▶ **Task statement**
Read the records below and copy each line that contains "Continuous".

[Stored records]
################

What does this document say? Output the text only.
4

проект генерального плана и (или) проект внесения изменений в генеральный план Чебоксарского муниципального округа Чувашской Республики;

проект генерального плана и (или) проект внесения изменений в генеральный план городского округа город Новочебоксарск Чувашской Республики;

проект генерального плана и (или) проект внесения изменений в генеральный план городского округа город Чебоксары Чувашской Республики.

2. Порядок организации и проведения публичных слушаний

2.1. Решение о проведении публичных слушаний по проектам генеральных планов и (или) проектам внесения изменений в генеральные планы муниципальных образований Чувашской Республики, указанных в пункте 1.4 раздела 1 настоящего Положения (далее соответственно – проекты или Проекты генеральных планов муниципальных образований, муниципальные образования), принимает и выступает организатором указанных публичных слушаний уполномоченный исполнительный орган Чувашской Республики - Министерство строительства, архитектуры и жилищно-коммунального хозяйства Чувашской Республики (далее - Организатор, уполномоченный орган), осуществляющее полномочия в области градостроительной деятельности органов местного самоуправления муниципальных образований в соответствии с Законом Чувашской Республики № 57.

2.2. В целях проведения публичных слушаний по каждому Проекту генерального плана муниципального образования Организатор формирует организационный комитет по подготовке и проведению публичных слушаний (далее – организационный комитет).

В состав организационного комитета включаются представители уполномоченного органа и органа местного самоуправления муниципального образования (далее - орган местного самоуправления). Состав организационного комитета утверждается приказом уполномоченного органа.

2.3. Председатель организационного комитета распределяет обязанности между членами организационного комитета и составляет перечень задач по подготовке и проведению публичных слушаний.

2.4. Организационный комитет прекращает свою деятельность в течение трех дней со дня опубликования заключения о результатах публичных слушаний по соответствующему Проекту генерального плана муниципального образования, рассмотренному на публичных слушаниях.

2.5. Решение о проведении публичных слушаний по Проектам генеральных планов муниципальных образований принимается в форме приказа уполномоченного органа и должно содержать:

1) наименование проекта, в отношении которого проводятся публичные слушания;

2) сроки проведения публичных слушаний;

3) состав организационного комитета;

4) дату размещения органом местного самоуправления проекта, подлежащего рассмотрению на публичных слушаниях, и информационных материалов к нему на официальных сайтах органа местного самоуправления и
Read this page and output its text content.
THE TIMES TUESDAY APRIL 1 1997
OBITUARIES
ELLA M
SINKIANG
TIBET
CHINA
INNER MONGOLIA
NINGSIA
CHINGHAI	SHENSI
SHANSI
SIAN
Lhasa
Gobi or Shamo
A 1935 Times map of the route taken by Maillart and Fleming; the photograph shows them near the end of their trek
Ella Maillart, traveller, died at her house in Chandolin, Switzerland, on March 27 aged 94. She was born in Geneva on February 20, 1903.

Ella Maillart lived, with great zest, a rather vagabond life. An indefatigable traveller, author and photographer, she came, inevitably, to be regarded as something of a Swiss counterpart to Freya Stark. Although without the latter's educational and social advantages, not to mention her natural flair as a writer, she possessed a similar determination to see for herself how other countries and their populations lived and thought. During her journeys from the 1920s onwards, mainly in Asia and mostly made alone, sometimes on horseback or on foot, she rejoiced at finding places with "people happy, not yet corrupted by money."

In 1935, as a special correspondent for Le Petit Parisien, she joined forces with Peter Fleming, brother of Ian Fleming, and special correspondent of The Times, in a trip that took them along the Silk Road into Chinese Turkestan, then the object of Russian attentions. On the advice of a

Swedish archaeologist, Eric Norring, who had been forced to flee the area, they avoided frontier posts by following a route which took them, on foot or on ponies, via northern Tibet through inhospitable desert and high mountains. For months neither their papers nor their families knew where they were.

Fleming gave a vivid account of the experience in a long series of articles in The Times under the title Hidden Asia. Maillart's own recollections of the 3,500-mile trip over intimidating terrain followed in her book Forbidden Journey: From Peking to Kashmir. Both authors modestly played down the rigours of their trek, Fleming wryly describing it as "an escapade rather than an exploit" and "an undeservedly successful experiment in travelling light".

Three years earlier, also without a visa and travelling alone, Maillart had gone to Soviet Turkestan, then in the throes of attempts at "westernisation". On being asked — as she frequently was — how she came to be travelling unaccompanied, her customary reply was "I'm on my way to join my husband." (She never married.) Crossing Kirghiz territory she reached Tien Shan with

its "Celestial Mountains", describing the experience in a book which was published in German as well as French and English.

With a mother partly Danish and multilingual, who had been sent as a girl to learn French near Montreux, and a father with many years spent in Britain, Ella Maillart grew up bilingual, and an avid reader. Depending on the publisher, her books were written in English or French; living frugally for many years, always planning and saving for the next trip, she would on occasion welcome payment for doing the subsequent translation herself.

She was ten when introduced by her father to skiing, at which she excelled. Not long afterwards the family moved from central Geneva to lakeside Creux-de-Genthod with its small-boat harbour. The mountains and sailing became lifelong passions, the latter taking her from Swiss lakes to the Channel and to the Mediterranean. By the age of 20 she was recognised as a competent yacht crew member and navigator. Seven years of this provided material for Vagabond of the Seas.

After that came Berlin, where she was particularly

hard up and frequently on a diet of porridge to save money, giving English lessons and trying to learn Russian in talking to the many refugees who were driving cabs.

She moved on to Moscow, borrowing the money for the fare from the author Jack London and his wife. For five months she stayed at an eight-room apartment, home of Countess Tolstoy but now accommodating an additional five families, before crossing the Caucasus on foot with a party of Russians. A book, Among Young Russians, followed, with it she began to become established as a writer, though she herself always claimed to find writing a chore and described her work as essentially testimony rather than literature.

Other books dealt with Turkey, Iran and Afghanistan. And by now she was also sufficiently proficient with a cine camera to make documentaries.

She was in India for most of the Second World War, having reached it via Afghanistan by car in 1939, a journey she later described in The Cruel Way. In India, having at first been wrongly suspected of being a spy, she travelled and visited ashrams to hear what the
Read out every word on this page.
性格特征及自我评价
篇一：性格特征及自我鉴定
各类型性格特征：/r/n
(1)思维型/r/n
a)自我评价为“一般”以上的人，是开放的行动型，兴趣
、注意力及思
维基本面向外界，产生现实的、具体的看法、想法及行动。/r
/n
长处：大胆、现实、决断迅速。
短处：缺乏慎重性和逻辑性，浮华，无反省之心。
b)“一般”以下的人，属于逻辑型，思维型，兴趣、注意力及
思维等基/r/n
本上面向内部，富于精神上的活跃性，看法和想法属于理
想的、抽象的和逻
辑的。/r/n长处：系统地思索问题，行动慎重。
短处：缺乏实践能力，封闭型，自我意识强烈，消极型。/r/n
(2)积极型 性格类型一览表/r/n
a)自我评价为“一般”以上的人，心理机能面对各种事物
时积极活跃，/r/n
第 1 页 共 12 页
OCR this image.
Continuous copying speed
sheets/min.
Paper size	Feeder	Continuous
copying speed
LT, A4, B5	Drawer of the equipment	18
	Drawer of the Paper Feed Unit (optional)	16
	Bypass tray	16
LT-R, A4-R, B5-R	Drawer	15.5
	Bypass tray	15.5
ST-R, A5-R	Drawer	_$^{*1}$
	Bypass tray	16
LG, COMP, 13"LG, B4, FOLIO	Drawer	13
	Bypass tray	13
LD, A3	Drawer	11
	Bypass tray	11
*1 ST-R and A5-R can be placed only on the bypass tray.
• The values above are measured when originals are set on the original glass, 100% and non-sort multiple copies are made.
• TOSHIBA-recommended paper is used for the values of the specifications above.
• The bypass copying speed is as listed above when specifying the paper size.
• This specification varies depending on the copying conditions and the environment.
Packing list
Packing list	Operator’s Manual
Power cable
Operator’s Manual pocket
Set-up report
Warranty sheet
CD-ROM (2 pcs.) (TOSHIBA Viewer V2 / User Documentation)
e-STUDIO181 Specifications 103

################

▶ **Exercise response**
Continuous copying speed
Paper size	Feeder	Continuous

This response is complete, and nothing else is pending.